• Exercise
Tally the lines holding the string "tech" and reply with that number alone.

Raw records

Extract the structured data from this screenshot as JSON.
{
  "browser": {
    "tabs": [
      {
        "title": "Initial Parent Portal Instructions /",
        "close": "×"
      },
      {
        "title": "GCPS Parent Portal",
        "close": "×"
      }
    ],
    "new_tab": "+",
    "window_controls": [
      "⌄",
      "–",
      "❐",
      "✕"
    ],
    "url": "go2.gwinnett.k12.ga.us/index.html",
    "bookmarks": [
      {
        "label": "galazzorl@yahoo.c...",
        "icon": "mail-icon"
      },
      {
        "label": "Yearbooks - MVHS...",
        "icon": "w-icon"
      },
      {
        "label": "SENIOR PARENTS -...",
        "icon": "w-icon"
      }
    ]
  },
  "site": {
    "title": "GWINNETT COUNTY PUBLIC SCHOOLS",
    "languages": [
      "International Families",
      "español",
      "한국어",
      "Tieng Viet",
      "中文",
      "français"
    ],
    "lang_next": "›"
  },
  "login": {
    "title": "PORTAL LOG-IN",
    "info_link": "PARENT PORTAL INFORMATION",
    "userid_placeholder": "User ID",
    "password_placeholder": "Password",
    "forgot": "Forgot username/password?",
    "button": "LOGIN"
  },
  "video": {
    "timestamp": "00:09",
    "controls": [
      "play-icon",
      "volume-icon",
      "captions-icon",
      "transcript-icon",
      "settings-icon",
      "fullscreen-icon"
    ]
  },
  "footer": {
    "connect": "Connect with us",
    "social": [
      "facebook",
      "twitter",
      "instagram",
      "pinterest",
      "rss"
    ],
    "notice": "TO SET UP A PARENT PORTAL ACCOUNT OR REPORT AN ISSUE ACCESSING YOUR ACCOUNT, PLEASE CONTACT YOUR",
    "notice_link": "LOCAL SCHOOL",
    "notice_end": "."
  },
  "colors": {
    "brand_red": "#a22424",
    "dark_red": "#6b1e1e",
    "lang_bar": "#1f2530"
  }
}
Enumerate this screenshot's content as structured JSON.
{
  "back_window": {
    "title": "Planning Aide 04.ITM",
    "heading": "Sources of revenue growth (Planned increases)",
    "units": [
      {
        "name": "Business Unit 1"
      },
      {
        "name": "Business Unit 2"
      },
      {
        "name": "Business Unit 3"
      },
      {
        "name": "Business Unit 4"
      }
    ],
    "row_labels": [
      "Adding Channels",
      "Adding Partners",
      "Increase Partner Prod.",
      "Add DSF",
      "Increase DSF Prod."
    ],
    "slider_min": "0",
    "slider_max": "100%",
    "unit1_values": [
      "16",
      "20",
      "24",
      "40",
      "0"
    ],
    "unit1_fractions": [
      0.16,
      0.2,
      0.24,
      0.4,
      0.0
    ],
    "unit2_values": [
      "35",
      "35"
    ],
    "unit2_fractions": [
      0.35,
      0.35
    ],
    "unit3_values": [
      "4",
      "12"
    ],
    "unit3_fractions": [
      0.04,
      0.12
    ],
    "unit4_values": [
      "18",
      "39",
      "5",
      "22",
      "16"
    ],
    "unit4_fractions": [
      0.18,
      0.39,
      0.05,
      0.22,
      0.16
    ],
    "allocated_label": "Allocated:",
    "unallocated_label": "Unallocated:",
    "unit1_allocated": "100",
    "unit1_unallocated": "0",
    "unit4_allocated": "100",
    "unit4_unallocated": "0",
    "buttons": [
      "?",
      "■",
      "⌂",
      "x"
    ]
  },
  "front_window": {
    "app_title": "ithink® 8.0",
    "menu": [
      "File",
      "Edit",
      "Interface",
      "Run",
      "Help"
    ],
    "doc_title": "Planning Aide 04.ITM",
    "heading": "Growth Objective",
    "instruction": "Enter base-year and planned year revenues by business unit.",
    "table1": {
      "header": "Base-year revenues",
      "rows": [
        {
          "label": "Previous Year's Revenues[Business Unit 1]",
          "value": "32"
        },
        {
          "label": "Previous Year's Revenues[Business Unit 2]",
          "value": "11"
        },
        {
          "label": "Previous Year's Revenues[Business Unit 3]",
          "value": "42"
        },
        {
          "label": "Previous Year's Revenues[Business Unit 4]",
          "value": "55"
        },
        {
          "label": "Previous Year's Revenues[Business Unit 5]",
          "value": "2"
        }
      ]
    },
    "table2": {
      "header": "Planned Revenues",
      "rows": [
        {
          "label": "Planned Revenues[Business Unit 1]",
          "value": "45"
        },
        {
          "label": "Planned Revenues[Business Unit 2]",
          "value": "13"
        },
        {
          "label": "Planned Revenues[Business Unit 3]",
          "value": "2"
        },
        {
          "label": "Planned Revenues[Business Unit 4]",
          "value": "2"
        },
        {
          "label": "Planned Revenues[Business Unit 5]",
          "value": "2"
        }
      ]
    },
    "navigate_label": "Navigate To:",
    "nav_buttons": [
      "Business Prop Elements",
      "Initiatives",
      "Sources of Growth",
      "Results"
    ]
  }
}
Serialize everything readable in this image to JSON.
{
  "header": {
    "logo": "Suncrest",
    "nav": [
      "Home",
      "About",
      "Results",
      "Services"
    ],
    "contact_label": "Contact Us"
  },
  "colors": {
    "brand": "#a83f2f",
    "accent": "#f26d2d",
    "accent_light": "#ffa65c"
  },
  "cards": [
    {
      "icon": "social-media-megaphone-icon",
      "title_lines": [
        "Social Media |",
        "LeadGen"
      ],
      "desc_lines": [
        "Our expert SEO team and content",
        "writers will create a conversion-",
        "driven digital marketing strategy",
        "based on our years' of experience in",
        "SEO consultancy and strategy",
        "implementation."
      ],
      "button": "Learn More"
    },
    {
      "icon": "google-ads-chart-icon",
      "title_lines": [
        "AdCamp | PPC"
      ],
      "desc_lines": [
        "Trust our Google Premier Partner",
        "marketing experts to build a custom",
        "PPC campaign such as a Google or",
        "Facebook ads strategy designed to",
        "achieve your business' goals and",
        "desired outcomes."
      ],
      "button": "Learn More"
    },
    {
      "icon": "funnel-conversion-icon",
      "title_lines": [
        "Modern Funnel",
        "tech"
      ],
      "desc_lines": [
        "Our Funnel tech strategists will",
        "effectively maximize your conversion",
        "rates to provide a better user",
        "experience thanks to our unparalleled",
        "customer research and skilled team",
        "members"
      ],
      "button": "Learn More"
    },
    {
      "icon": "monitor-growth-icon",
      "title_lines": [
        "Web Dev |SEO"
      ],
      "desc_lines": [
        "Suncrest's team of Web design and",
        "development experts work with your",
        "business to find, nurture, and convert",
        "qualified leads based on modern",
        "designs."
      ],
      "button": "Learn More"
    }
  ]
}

• Result
2